Problem description → Look through the material below. Copy each line that contains the string "victima".

Listed entries →
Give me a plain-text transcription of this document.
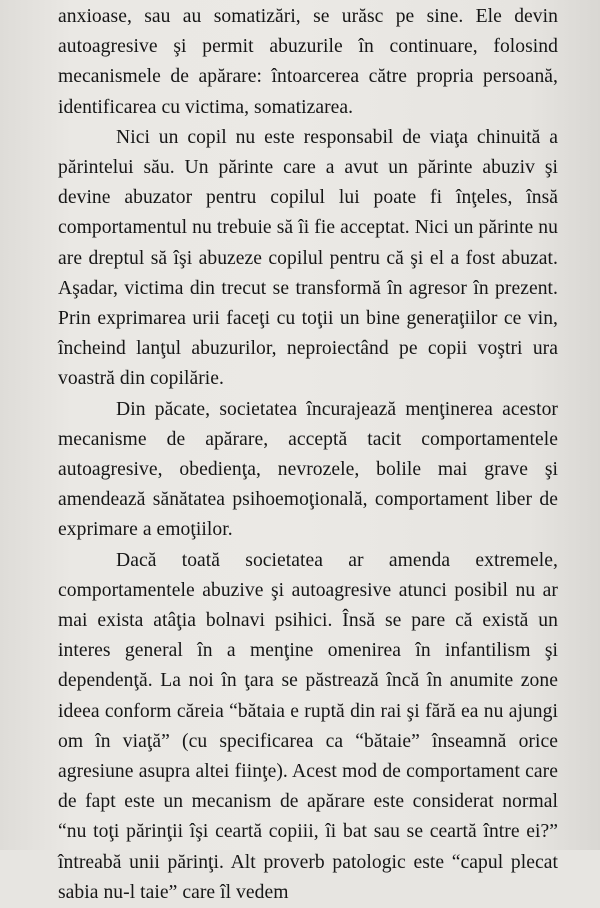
anxioase, sau au somatizări, se urăsc pe sine. Ele devin autoagresive şi permit abuzurile în continuare, folosind mecanismele de apărare: întoarcerea către propria persoană, identificarea cu victima, somatizarea.

Nici un copil nu este responsabil de viaţa chinuită a părintelui său. Un părinte care a avut un părinte abuziv şi devine abuzator pentru copilul lui poate fi înţeles, însă comportamentul nu trebuie să îi fie acceptat. Nici un părinte nu are dreptul să îşi abuzeze copilul pentru că şi el a fost abuzat. Aşadar, victima din trecut se transformă în agresor în prezent. Prin exprimarea urii faceţi cu toţii un bine generaţiilor ce vin, încheind lanţul abuzurilor, neproiectând pe copii voştri ura voastră din copilărie.

Din păcate, societatea încurajează menţinerea acestor mecanisme de apărare, acceptă tacit comportamentele autoagresive, obedienţa, nevrozele, bolile mai grave şi amendează sănătatea psihoemoţională, comportament liber de exprimare a emoţiilor.

Dacă toată societatea ar amenda extremele, comportamentele abuzive şi autoagresive atunci posibil nu ar mai exista atâţia bolnavi psihici. Însă se pare că există un interes general în a menţine omenirea în infantilism şi dependenţă. La noi în ţara se păstrează încă în anumite zone ideea conform căreia “bătaia e ruptă din rai şi fără ea nu ajungi om în viaţă” (cu specificarea ca “bătaie” înseamnă orice agresiune asupra altei fiinţe). Acest mod de comportament care de fapt este un mecanism de apărare este considerat normal “nu toţi părinţii îşi ceartă copiii, îi bat sau se ceartă între ei?” întreabă unii părinţi. Alt proverb patologic este “capul plecat sabia nu-l taie” care îl vedem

Answer for the task →
anxioase, sau au somatizări, se urăsc pe sine. Ele devin autoagresive şi permit abuzurile în continuare, folosind mecanismele de apărare: întoarcerea către propria persoană, identificarea cu victima, somatizarea.
Nici un copil nu este responsabil de viaţa chinuită a părintelui său. Un părinte care a avut un părinte abuziv şi devine abuzator pentru copilul lui poate fi înţeles, însă comportamentul nu trebuie să îi fie acceptat. Nici un părinte nu are dreptul să îşi abuzeze copilul pentru că şi el a fost abuzat. Aşadar, victima din trecut se transformă în agresor în prezent. Prin exprimarea urii faceţi cu toţii un bine generaţiilor ce vin, încheind lanţul abuzurilor, neproiectând pe copii voştri ura voastră din copilărie.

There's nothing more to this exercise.